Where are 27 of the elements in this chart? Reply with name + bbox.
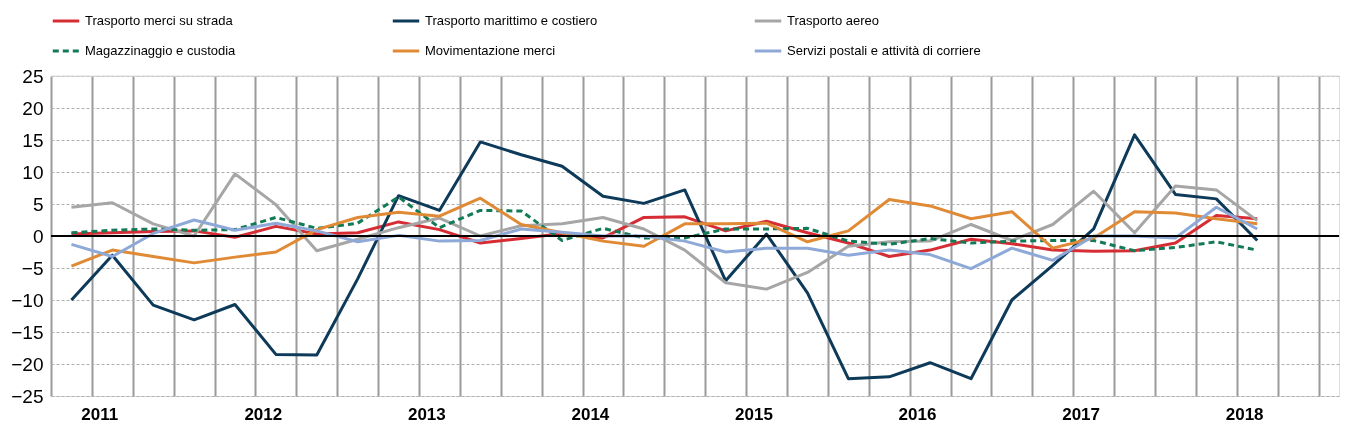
x-tick-label: 2014 [571,404,610,424]
legend-label: Movimentazione merci [425,43,556,58]
x-tick-label: 2012 [244,404,283,424]
y-tick-label: −5 [21,257,44,279]
x-tick-label: 2013 [407,404,446,424]
y-tick-label: 25 [22,65,44,87]
legend-label: Trasporto aereo [787,13,880,28]
legend-label: Servizi postali e attività di corriere [787,43,981,58]
legend-label: Trasporto merci su strada [85,13,234,28]
legend-label: Trasporto marittimo e costiero [425,13,598,28]
x-tick-label: 2017 [1062,404,1100,424]
y-tick-label: 15 [22,129,44,151]
x-tick-label: 2015 [735,404,773,424]
y-tick-label: 20 [22,97,44,119]
line-series [69,133,1259,381]
y-tick-label: −25 [11,385,44,407]
y-tick-label: 0 [32,225,44,247]
x-tick-label: 2016 [898,404,937,424]
y-tick-label: 10 [22,161,44,183]
x-tick-label: 2018 [1225,404,1264,424]
x-tick-label: 2011 [81,404,119,424]
y-tick-label: −10 [11,289,44,311]
y-tick-label: −20 [11,353,44,375]
y-tick-label: 5 [32,193,44,215]
line-series [69,196,1259,268]
y-tick-label: −15 [11,321,44,343]
legend-label: Magazzinaggio e custodia [85,43,237,58]
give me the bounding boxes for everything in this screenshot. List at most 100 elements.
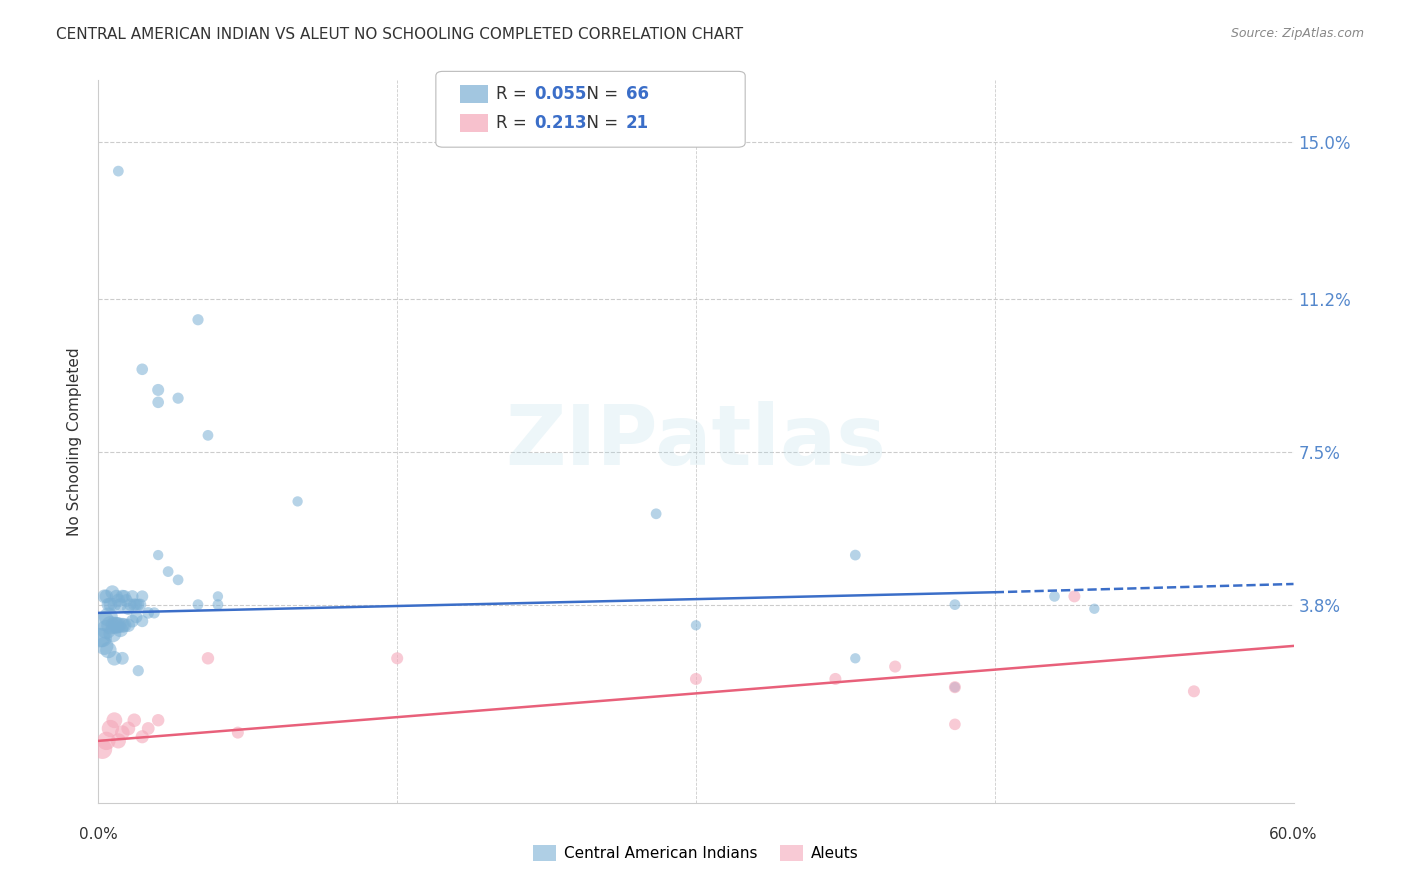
Point	[103, 598, 125, 612]
Point	[107, 164, 129, 178]
Point	[844, 651, 866, 665]
Point	[96, 590, 118, 604]
Point	[943, 680, 966, 694]
Text: R =: R =	[496, 85, 533, 103]
Point	[98, 618, 122, 632]
Point	[103, 618, 125, 632]
Text: 0.0%: 0.0%	[79, 827, 118, 841]
Point	[136, 606, 159, 620]
Point	[943, 680, 966, 694]
Point	[107, 593, 129, 607]
Point	[125, 598, 148, 612]
Point	[287, 494, 309, 508]
Point	[96, 734, 118, 748]
Point	[124, 598, 146, 612]
Point	[110, 623, 132, 637]
Text: 66: 66	[626, 85, 648, 103]
Point	[97, 598, 120, 612]
Point	[385, 651, 409, 665]
Point	[136, 722, 159, 736]
Point	[105, 618, 128, 632]
Point	[101, 585, 124, 599]
Point	[125, 610, 148, 624]
Point	[127, 664, 149, 678]
Text: 0.213: 0.213	[534, 114, 586, 132]
Point	[645, 507, 668, 521]
Text: CENTRAL AMERICAN INDIAN VS ALEUT NO SCHOOLING COMPLETED CORRELATION CHART: CENTRAL AMERICAN INDIAN VS ALEUT NO SCHO…	[56, 27, 744, 42]
Point	[143, 606, 166, 620]
Point	[98, 722, 122, 736]
Point	[89, 631, 111, 645]
Point	[111, 651, 134, 665]
Legend: Central American Indians, Aleuts: Central American Indians, Aleuts	[527, 839, 865, 867]
Point	[131, 614, 153, 628]
Point	[187, 312, 209, 326]
Point	[103, 651, 125, 665]
Point	[943, 598, 966, 612]
Point	[103, 713, 125, 727]
Text: 0.055: 0.055	[534, 85, 586, 103]
Point	[112, 590, 135, 604]
Point	[121, 614, 143, 628]
Point	[117, 722, 139, 736]
Point	[115, 593, 138, 607]
Point	[1083, 601, 1105, 615]
Point	[105, 590, 128, 604]
Text: 60.0%: 60.0%	[1270, 827, 1317, 841]
Text: R =: R =	[496, 114, 533, 132]
Point	[884, 659, 907, 673]
Point	[93, 614, 115, 628]
Point	[824, 672, 846, 686]
Point	[226, 725, 249, 739]
Point	[117, 618, 139, 632]
Point	[131, 362, 153, 376]
Point	[148, 395, 170, 409]
Text: ZIPatlas: ZIPatlas	[506, 401, 886, 482]
Point	[127, 598, 149, 612]
Point	[157, 565, 180, 579]
Point	[91, 631, 114, 645]
Point	[93, 590, 115, 604]
Point	[148, 383, 170, 397]
Text: Source: ZipAtlas.com: Source: ZipAtlas.com	[1230, 27, 1364, 40]
Point	[107, 618, 129, 632]
Point	[107, 734, 129, 748]
Point	[207, 590, 229, 604]
Point	[167, 391, 190, 405]
Point	[685, 618, 707, 632]
Point	[844, 548, 866, 562]
Point	[1063, 590, 1085, 604]
Point	[197, 651, 219, 665]
Point	[120, 598, 142, 612]
Point	[1043, 590, 1066, 604]
Point	[117, 601, 139, 615]
Point	[197, 428, 219, 442]
Point	[685, 672, 707, 686]
Point	[207, 598, 229, 612]
Y-axis label: No Schooling Completed: No Schooling Completed	[67, 347, 83, 536]
Point	[91, 742, 114, 756]
Point	[131, 590, 153, 604]
Point	[187, 598, 209, 612]
Point	[124, 713, 146, 727]
Point	[110, 598, 132, 612]
Point	[111, 590, 134, 604]
Point	[167, 573, 190, 587]
Point	[97, 610, 120, 624]
Point	[101, 626, 124, 640]
Point	[121, 590, 143, 604]
Point	[97, 643, 120, 657]
Text: N =: N =	[576, 85, 624, 103]
Point	[98, 598, 122, 612]
Point	[111, 725, 134, 739]
Point	[93, 639, 115, 653]
Point	[96, 623, 118, 637]
Point	[111, 618, 134, 632]
Point	[148, 548, 170, 562]
Point	[112, 618, 135, 632]
Text: 21: 21	[626, 114, 648, 132]
Point	[131, 730, 153, 744]
Point	[1182, 684, 1205, 698]
Point	[129, 598, 152, 612]
Point	[943, 717, 966, 731]
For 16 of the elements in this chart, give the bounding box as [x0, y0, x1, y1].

········

** Short task **
Reproduce every item above word for word, leaving out the pictures.

** Expected answer **
Where are 27 of the elements in this chart? Reply with name + bbox.
x-tick-label: 2014 [571,404,610,424]
legend-label: Movimentazione merci [425,43,556,58]
x-tick-label: 2012 [244,404,283,424]
y-tick-label: −5 [21,257,44,279]
x-tick-label: 2013 [407,404,446,424]
y-tick-label: 25 [22,65,44,87]
legend-label: Trasporto aereo [787,13,880,28]
legend-label: Servizi postali e attività di corriere [787,43,981,58]
legend-label: Trasporto merci su strada [85,13,234,28]
legend-label: Trasporto marittimo e costiero [425,13,598,28]
x-tick-label: 2017 [1062,404,1100,424]
y-tick-label: 15 [22,129,44,151]
x-tick-label: 2015 [735,404,773,424]
y-tick-label: 20 [22,97,44,119]
line-series [69,133,1259,381]
y-tick-label: −25 [11,385,44,407]
y-tick-label: 0 [32,225,44,247]
x-tick-label: 2016 [898,404,937,424]
y-tick-label: 10 [22,161,44,183]
x-tick-label: 2018 [1225,404,1264,424]
x-tick-label: 2011 [81,404,119,424]
y-tick-label: −10 [11,289,44,311]
y-tick-label: −20 [11,353,44,375]
y-tick-label: 5 [32,193,44,215]
line-series [69,196,1259,268]
y-tick-label: −15 [11,321,44,343]
legend-label: Magazzinaggio e custodia [85,43,237,58]
give me the bounding boxes for everything in this screenshot. List at most 100 elements.
Point	[103, 598, 125, 612]
Point	[107, 164, 129, 178]
Point	[844, 651, 866, 665]
Point	[96, 590, 118, 604]
Point	[943, 680, 966, 694]
Text: R =: R =	[496, 85, 533, 103]
Point	[98, 618, 122, 632]
Point	[103, 618, 125, 632]
Text: 0.0%: 0.0%	[79, 827, 118, 841]
Point	[136, 606, 159, 620]
Point	[943, 680, 966, 694]
Point	[107, 593, 129, 607]
Point	[125, 598, 148, 612]
Point	[287, 494, 309, 508]
Point	[96, 734, 118, 748]
Point	[124, 598, 146, 612]
Point	[110, 623, 132, 637]
Text: 66: 66	[626, 85, 648, 103]
Point	[97, 598, 120, 612]
Point	[385, 651, 409, 665]
Point	[136, 722, 159, 736]
Point	[105, 618, 128, 632]
Point	[101, 585, 124, 599]
Point	[125, 610, 148, 624]
Point	[127, 664, 149, 678]
Text: 0.213: 0.213	[534, 114, 586, 132]
Point	[645, 507, 668, 521]
Text: CENTRAL AMERICAN INDIAN VS ALEUT NO SCHOOLING COMPLETED CORRELATION CHART: CENTRAL AMERICAN INDIAN VS ALEUT NO SCHO…	[56, 27, 744, 42]
Point	[143, 606, 166, 620]
Point	[98, 722, 122, 736]
Point	[89, 631, 111, 645]
Point	[111, 651, 134, 665]
Legend: Central American Indians, Aleuts: Central American Indians, Aleuts	[527, 839, 865, 867]
Point	[131, 614, 153, 628]
Point	[187, 312, 209, 326]
Point	[103, 651, 125, 665]
Point	[943, 598, 966, 612]
Point	[103, 713, 125, 727]
Text: 0.055: 0.055	[534, 85, 586, 103]
Point	[112, 590, 135, 604]
Point	[121, 614, 143, 628]
Point	[117, 722, 139, 736]
Point	[115, 593, 138, 607]
Point	[1083, 601, 1105, 615]
Point	[105, 590, 128, 604]
Text: 60.0%: 60.0%	[1270, 827, 1317, 841]
Text: R =: R =	[496, 114, 533, 132]
Point	[884, 659, 907, 673]
Point	[93, 614, 115, 628]
Point	[824, 672, 846, 686]
Point	[226, 725, 249, 739]
Point	[117, 618, 139, 632]
Point	[131, 362, 153, 376]
Point	[148, 395, 170, 409]
Text: ZIPatlas: ZIPatlas	[506, 401, 886, 482]
Point	[127, 598, 149, 612]
Point	[157, 565, 180, 579]
Point	[91, 631, 114, 645]
Point	[93, 590, 115, 604]
Point	[148, 383, 170, 397]
Text: Source: ZipAtlas.com: Source: ZipAtlas.com	[1230, 27, 1364, 40]
Point	[107, 618, 129, 632]
Point	[107, 734, 129, 748]
Point	[207, 590, 229, 604]
Point	[167, 391, 190, 405]
Point	[685, 618, 707, 632]
Point	[844, 548, 866, 562]
Point	[1063, 590, 1085, 604]
Point	[197, 651, 219, 665]
Point	[120, 598, 142, 612]
Point	[1043, 590, 1066, 604]
Point	[117, 601, 139, 615]
Point	[197, 428, 219, 442]
Point	[685, 672, 707, 686]
Point	[207, 598, 229, 612]
Y-axis label: No Schooling Completed: No Schooling Completed	[67, 347, 83, 536]
Point	[91, 742, 114, 756]
Point	[131, 590, 153, 604]
Point	[187, 598, 209, 612]
Point	[124, 713, 146, 727]
Point	[110, 598, 132, 612]
Point	[111, 590, 134, 604]
Point	[167, 573, 190, 587]
Point	[97, 610, 120, 624]
Point	[101, 626, 124, 640]
Point	[121, 590, 143, 604]
Point	[97, 643, 120, 657]
Text: N =: N =	[576, 85, 624, 103]
Point	[98, 598, 122, 612]
Point	[111, 725, 134, 739]
Point	[93, 639, 115, 653]
Point	[96, 623, 118, 637]
Point	[111, 618, 134, 632]
Point	[148, 548, 170, 562]
Point	[112, 618, 135, 632]
Text: 21: 21	[626, 114, 648, 132]
Point	[131, 730, 153, 744]
Point	[1182, 684, 1205, 698]
Point	[129, 598, 152, 612]
Point	[943, 717, 966, 731]
For 16 of the elements in this chart, give the bounding box as [x0, y0, x1, y1].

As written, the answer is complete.